** START OF SOURCE RECORDS **

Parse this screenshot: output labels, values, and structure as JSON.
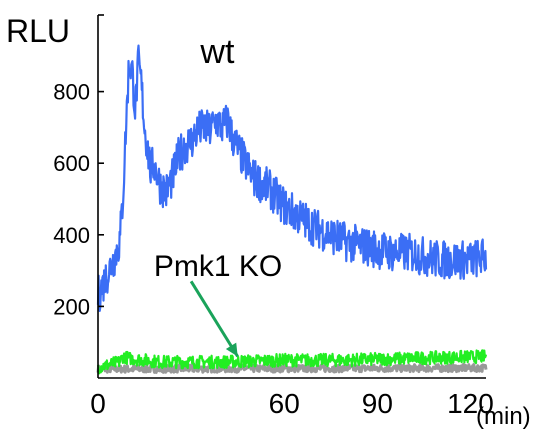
{
  "chart_data": {
    "type": "line",
    "ylabel": "RLU",
    "xlabel": "(min)",
    "x_ticks": [
      "0",
      "60",
      "90",
      "120"
    ],
    "x_tick_values": [
      0,
      60,
      90,
      120
    ],
    "y_ticks": [
      "200",
      "400",
      "600",
      "800"
    ],
    "y_tick_values": [
      200,
      400,
      600,
      800
    ],
    "xlim": [
      0,
      125
    ],
    "ylim": [
      0,
      1000
    ],
    "grid": false,
    "legend": "none",
    "series": [
      {
        "name": "wt",
        "color": "#3b6ef5",
        "noise": 55,
        "points": [
          [
            0,
            230
          ],
          [
            3,
            290
          ],
          [
            5,
            330
          ],
          [
            7,
            380
          ],
          [
            8,
            500
          ],
          [
            9,
            700
          ],
          [
            10,
            880
          ],
          [
            11,
            860
          ],
          [
            12,
            750
          ],
          [
            13,
            880
          ],
          [
            14,
            820
          ],
          [
            15,
            700
          ],
          [
            17,
            580
          ],
          [
            18,
            600
          ],
          [
            20,
            540
          ],
          [
            22,
            520
          ],
          [
            24,
            560
          ],
          [
            26,
            620
          ],
          [
            28,
            650
          ],
          [
            30,
            660
          ],
          [
            32,
            690
          ],
          [
            34,
            700
          ],
          [
            36,
            690
          ],
          [
            38,
            720
          ],
          [
            40,
            700
          ],
          [
            42,
            720
          ],
          [
            43,
            680
          ],
          [
            45,
            640
          ],
          [
            50,
            560
          ],
          [
            55,
            530
          ],
          [
            60,
            480
          ],
          [
            65,
            450
          ],
          [
            70,
            420
          ],
          [
            75,
            400
          ],
          [
            80,
            380
          ],
          [
            85,
            370
          ],
          [
            90,
            360
          ],
          [
            95,
            350
          ],
          [
            100,
            350
          ],
          [
            105,
            340
          ],
          [
            110,
            330
          ],
          [
            115,
            330
          ],
          [
            120,
            330
          ],
          [
            125,
            340
          ]
        ]
      },
      {
        "name": "",
        "color": "#999999",
        "noise": 10,
        "points": [
          [
            0,
            25
          ],
          [
            125,
            28
          ]
        ]
      },
      {
        "name": "Pmk1 KO",
        "color": "#22ee22",
        "noise": 18,
        "points": [
          [
            0,
            30
          ],
          [
            7,
            45
          ],
          [
            8,
            60
          ],
          [
            10,
            55
          ],
          [
            20,
            45
          ],
          [
            40,
            45
          ],
          [
            60,
            50
          ],
          [
            80,
            50
          ],
          [
            100,
            55
          ],
          [
            125,
            60
          ]
        ]
      }
    ],
    "annotations": [
      {
        "text": "wt",
        "x": 33,
        "y": 880,
        "size": 34
      },
      {
        "text": "Pmk1 KO",
        "x": 18,
        "y": 285,
        "size": 30
      }
    ],
    "arrow": {
      "from": [
        30,
        270
      ],
      "to": [
        45,
        60
      ],
      "color": "#1aa35a"
    }
  }
}
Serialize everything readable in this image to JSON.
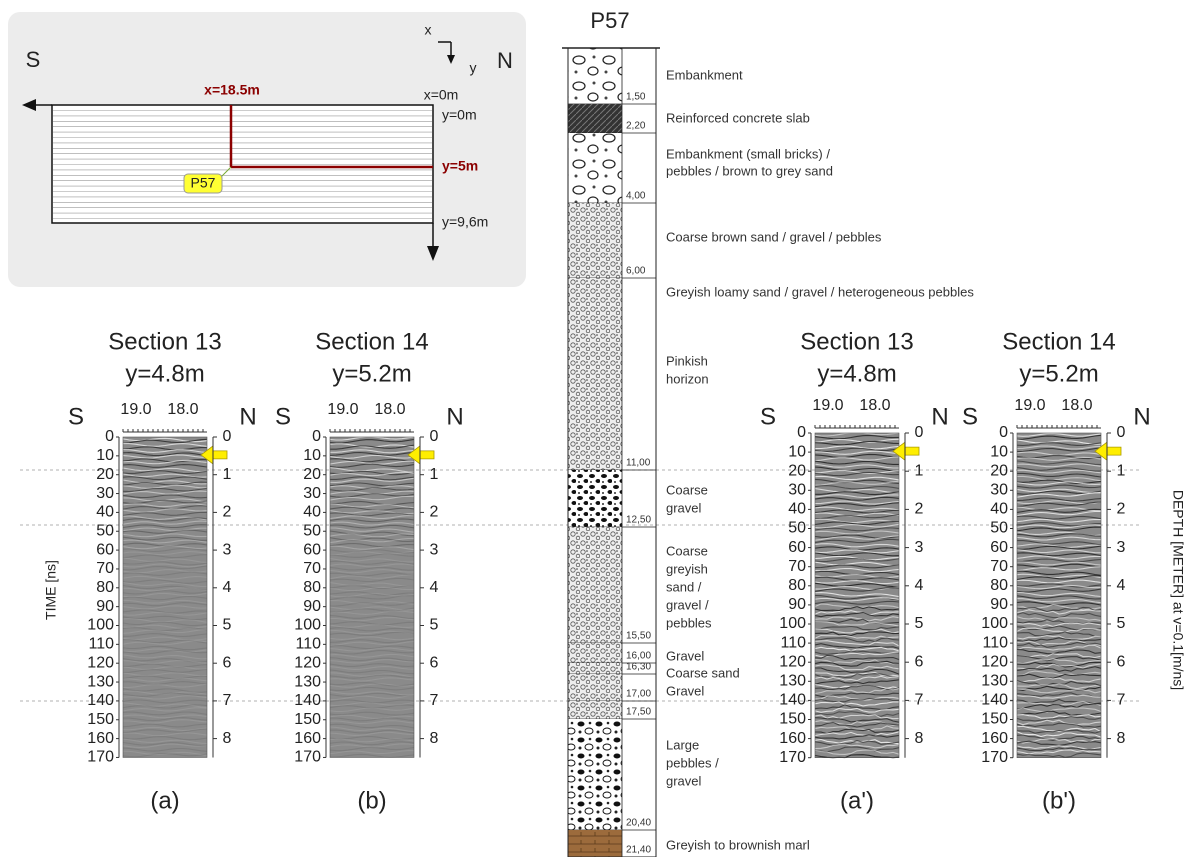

** END OF SOURCE RECORDS **

GIVEN PROBLEM:
Exclude the images, then output the data above word for word.

ANSWER FOR THE TASK:
Parse this screenshot: output labels, values, and structure as JSON.
{
  "chart_data": {
    "type": "line",
    "ylabel": "RLU",
    "xlabel": "(min)",
    "x_ticks": [
      "0",
      "60",
      "90",
      "120"
    ],
    "x_tick_values": [
      0,
      60,
      90,
      120
    ],
    "y_ticks": [
      "200",
      "400",
      "600",
      "800"
    ],
    "y_tick_values": [
      200,
      400,
      600,
      800
    ],
    "xlim": [
      0,
      125
    ],
    "ylim": [
      0,
      1000
    ],
    "grid": false,
    "legend": "none",
    "series": [
      {
        "name": "wt",
        "color": "#3b6ef5",
        "noise": 55,
        "points": [
          [
            0,
            230
          ],
          [
            3,
            290
          ],
          [
            5,
            330
          ],
          [
            7,
            380
          ],
          [
            8,
            500
          ],
          [
            9,
            700
          ],
          [
            10,
            880
          ],
          [
            11,
            860
          ],
          [
            12,
            750
          ],
          [
            13,
            880
          ],
          [
            14,
            820
          ],
          [
            15,
            700
          ],
          [
            17,
            580
          ],
          [
            18,
            600
          ],
          [
            20,
            540
          ],
          [
            22,
            520
          ],
          [
            24,
            560
          ],
          [
            26,
            620
          ],
          [
            28,
            650
          ],
          [
            30,
            660
          ],
          [
            32,
            690
          ],
          [
            34,
            700
          ],
          [
            36,
            690
          ],
          [
            38,
            720
          ],
          [
            40,
            700
          ],
          [
            42,
            720
          ],
          [
            43,
            680
          ],
          [
            45,
            640
          ],
          [
            50,
            560
          ],
          [
            55,
            530
          ],
          [
            60,
            480
          ],
          [
            65,
            450
          ],
          [
            70,
            420
          ],
          [
            75,
            400
          ],
          [
            80,
            380
          ],
          [
            85,
            370
          ],
          [
            90,
            360
          ],
          [
            95,
            350
          ],
          [
            100,
            350
          ],
          [
            105,
            340
          ],
          [
            110,
            330
          ],
          [
            115,
            330
          ],
          [
            120,
            330
          ],
          [
            125,
            340
          ]
        ]
      },
      {
        "name": "",
        "color": "#999999",
        "noise": 10,
        "points": [
          [
            0,
            25
          ],
          [
            125,
            28
          ]
        ]
      },
      {
        "name": "Pmk1 KO",
        "color": "#22ee22",
        "noise": 18,
        "points": [
          [
            0,
            30
          ],
          [
            7,
            45
          ],
          [
            8,
            60
          ],
          [
            10,
            55
          ],
          [
            20,
            45
          ],
          [
            40,
            45
          ],
          [
            60,
            50
          ],
          [
            80,
            50
          ],
          [
            100,
            55
          ],
          [
            125,
            60
          ]
        ]
      }
    ],
    "annotations": [
      {
        "text": "wt",
        "x": 33,
        "y": 880,
        "size": 34
      },
      {
        "text": "Pmk1 KO",
        "x": 18,
        "y": 285,
        "size": 30
      }
    ],
    "arrow": {
      "from": [
        30,
        270
      ],
      "to": [
        45,
        60
      ],
      "color": "#1aa35a"
    }
  }
}
Serialize everything readable in this image to JSON.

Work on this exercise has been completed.